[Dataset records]
......

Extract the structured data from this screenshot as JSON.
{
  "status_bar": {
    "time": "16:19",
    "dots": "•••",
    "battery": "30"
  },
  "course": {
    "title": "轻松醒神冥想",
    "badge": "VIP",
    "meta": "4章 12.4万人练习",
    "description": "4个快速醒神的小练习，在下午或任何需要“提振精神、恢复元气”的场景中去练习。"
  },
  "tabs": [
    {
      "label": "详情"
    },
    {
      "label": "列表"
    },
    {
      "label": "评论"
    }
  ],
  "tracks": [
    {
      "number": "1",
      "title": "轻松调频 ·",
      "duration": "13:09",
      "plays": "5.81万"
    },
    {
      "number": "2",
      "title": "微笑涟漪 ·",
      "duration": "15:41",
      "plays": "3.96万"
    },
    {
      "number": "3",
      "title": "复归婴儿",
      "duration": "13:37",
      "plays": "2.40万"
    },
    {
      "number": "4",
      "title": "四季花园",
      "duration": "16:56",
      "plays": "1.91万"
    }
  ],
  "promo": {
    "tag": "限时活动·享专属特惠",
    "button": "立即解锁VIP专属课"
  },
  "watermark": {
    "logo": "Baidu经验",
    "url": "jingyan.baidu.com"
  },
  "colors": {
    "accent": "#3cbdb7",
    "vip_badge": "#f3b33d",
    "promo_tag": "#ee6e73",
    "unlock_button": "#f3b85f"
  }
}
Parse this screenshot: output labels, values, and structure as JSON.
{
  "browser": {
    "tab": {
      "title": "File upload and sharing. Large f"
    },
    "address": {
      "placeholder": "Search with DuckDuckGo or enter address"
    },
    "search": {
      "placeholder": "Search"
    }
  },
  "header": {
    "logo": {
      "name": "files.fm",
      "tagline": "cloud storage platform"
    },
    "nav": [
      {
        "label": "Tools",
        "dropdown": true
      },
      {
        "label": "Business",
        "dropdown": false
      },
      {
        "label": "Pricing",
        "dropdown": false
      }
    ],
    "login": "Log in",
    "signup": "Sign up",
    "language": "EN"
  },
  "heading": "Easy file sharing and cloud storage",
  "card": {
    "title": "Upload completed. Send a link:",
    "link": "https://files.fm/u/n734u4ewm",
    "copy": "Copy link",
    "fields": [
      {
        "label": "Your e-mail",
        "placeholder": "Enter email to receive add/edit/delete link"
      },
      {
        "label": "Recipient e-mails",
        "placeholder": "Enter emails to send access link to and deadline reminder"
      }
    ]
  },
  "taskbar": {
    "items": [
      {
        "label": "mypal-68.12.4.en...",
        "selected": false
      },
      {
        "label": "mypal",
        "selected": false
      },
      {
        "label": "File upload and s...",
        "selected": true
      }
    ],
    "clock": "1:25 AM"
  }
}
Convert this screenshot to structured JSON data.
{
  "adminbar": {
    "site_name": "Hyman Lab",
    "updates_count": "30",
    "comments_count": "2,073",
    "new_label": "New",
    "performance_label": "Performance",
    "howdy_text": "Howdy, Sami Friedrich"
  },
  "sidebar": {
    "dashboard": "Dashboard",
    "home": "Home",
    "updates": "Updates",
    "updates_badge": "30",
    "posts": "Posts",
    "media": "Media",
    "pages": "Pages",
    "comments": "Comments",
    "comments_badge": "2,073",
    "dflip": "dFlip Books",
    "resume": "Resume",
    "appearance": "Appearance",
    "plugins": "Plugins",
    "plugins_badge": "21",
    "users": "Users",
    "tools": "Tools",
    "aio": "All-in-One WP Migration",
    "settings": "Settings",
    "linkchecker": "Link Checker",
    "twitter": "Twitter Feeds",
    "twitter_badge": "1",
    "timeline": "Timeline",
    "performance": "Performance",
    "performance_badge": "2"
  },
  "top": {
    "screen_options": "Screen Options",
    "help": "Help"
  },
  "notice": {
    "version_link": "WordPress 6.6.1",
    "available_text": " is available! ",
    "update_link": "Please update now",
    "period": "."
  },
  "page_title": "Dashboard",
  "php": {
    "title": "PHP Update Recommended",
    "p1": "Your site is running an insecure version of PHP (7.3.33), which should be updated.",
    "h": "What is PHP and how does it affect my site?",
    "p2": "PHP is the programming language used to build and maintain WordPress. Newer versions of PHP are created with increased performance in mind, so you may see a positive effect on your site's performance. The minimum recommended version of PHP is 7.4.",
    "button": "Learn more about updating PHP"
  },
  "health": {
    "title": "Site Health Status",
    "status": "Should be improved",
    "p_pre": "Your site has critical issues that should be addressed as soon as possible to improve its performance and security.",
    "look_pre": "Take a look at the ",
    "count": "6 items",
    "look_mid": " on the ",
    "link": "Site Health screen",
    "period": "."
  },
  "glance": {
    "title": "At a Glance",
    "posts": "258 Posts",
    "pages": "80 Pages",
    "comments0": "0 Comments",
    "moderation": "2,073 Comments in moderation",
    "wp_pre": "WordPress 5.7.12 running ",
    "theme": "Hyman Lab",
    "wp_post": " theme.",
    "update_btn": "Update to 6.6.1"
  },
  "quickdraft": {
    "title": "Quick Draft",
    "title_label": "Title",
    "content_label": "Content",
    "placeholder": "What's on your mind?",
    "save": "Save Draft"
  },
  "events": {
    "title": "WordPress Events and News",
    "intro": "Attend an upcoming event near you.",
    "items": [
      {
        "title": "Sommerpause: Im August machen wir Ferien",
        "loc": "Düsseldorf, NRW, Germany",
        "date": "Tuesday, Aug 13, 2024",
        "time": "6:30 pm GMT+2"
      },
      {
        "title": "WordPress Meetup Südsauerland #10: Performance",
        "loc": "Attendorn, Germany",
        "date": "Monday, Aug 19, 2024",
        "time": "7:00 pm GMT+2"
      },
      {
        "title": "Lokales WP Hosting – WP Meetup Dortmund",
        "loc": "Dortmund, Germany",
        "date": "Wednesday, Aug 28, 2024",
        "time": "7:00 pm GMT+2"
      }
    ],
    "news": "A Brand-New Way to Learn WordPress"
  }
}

......

### Stated goal
What is the number of lines holding the word "language"? State it alone.

### Task response
2